Data to use:
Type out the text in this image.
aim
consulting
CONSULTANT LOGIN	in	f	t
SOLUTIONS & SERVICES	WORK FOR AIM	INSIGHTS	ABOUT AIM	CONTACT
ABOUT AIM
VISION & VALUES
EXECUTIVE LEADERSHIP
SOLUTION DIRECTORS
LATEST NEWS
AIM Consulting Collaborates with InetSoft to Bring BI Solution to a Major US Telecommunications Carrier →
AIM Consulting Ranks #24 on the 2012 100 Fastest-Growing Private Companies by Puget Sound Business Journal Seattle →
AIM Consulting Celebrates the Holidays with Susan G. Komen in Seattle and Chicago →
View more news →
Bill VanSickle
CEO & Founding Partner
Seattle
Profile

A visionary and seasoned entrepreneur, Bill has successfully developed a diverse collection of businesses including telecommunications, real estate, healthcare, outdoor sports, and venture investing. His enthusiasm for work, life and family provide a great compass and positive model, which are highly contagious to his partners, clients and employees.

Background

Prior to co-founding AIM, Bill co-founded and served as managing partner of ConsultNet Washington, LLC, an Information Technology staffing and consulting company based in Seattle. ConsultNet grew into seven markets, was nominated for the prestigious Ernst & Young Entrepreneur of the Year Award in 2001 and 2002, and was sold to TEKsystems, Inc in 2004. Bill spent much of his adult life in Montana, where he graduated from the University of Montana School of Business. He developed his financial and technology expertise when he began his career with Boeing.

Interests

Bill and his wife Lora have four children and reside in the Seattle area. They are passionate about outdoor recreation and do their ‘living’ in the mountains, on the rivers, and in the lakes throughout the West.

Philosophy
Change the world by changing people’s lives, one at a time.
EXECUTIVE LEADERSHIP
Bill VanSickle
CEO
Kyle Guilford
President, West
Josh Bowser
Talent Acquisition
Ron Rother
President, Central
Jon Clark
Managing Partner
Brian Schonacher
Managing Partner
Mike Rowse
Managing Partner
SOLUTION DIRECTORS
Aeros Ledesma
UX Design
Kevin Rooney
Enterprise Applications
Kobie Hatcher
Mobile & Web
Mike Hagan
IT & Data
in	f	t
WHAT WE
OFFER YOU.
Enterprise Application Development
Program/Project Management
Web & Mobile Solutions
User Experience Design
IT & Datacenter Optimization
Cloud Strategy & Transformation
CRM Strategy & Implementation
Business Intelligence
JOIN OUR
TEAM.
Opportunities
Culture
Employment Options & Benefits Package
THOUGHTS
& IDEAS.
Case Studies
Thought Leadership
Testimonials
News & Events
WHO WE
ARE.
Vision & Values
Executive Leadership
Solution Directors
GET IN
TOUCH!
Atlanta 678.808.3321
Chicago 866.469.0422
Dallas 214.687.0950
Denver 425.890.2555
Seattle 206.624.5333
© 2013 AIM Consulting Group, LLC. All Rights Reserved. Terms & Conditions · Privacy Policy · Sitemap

Exercise brief:
Note how many lines of the material contain the string "Seattle". Then report that number by itself.

Reply to the task:
6